*SUPPLIED RECORDS*
■ ■ ■ ■ ■ ■ ■

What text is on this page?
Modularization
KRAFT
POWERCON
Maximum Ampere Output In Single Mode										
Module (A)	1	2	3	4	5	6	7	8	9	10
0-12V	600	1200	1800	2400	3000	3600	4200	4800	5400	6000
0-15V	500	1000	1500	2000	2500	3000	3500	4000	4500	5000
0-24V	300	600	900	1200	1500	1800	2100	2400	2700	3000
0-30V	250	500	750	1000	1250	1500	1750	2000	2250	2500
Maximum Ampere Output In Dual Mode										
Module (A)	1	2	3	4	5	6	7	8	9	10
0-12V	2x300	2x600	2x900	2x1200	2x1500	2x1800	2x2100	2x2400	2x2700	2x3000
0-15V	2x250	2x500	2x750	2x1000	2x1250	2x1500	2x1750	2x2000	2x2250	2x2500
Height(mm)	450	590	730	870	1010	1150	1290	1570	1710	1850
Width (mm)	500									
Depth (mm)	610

■ ■ ■ ■ ■ ■ ■

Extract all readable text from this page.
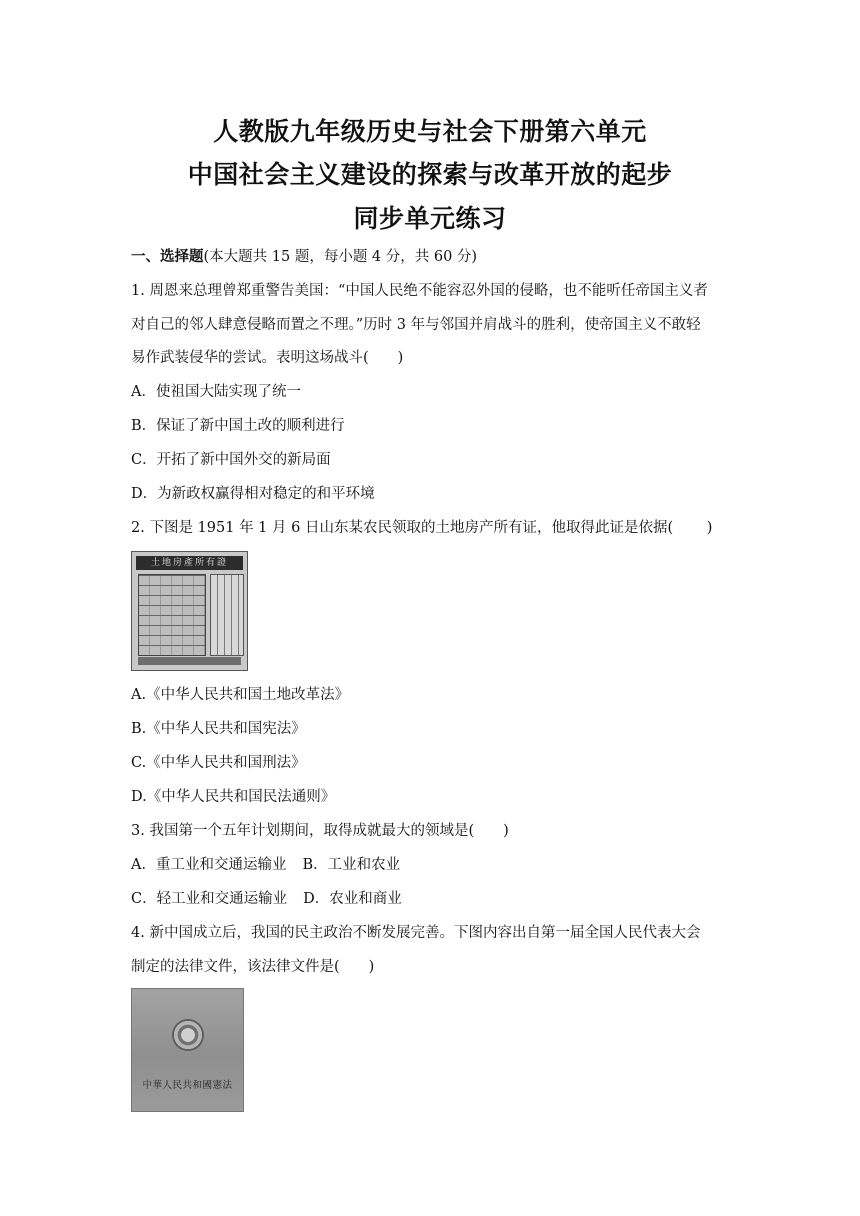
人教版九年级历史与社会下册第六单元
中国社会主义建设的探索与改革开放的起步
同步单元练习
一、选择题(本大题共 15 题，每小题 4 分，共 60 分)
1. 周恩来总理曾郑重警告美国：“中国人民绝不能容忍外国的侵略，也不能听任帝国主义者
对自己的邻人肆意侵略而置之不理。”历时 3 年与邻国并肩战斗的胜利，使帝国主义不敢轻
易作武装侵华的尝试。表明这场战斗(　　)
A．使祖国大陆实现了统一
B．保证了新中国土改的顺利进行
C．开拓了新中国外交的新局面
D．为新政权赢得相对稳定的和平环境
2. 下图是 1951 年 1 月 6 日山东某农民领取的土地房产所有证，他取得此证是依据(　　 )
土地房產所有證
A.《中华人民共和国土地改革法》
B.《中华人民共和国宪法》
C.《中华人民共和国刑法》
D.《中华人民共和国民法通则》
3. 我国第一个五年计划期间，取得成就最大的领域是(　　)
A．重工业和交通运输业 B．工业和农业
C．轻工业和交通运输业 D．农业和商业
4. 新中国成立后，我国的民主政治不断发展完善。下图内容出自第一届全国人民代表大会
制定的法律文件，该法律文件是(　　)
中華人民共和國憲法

■ ■ ■ ■ ■ ■ ■

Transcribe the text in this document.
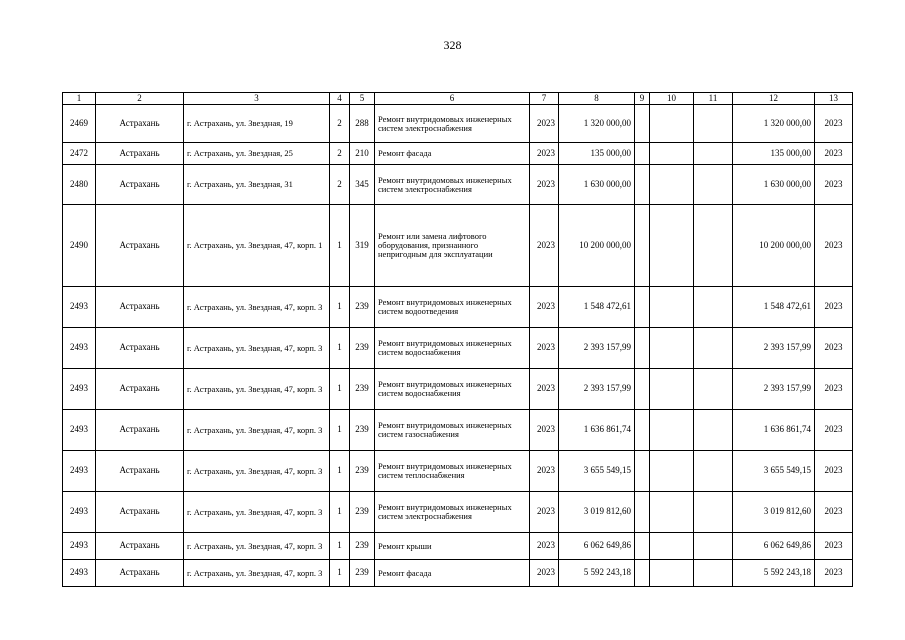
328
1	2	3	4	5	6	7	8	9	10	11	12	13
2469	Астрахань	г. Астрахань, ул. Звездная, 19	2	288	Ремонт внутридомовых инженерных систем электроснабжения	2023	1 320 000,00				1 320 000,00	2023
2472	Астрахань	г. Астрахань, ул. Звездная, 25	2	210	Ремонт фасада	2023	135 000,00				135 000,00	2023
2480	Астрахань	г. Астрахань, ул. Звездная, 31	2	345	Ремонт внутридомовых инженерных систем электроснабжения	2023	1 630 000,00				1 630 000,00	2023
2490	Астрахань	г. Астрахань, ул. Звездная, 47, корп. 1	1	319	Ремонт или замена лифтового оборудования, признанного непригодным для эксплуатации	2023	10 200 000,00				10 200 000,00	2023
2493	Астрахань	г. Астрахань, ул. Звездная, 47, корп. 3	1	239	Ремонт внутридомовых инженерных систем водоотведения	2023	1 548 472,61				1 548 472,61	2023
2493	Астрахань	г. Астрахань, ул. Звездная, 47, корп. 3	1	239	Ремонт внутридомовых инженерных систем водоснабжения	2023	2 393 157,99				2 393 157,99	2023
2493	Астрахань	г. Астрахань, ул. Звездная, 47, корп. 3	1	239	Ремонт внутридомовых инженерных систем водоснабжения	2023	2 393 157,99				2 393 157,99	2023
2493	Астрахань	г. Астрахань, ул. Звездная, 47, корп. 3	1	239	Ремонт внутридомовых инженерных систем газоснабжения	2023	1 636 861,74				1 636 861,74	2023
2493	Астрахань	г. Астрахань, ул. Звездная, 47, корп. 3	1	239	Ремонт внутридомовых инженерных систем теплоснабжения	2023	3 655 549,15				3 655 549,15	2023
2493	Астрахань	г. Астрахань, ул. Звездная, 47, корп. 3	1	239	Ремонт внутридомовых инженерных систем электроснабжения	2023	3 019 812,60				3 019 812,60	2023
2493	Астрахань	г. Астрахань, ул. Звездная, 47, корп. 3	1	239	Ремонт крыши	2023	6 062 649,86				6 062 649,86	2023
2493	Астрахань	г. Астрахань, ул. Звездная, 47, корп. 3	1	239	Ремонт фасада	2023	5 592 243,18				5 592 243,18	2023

■ ■ ■ ■ ■ ■ ■

*WHAT IS EXPECTED*
Show every line in the records above that contains the word "электроснабжения".

*SOLUTION TO THIS PROBLEM*
2469	Астрахань	г. Астрахань, ул. Звездная, 19	2	288	Ремонт внутридомовых инженерных систем электроснабжения	2023	1 320 000,00				1 320 000,00	2023
2480	Астрахань	г. Астрахань, ул. Звездная, 31	2	345	Ремонт внутридомовых инженерных систем электроснабжения	2023	1 630 000,00				1 630 000,00	2023
2493	Астрахань	г. Астрахань, ул. Звездная, 47, корп. 3	1	239	Ремонт внутридомовых инженерных систем электроснабжения	2023	3 019 812,60				3 019 812,60	2023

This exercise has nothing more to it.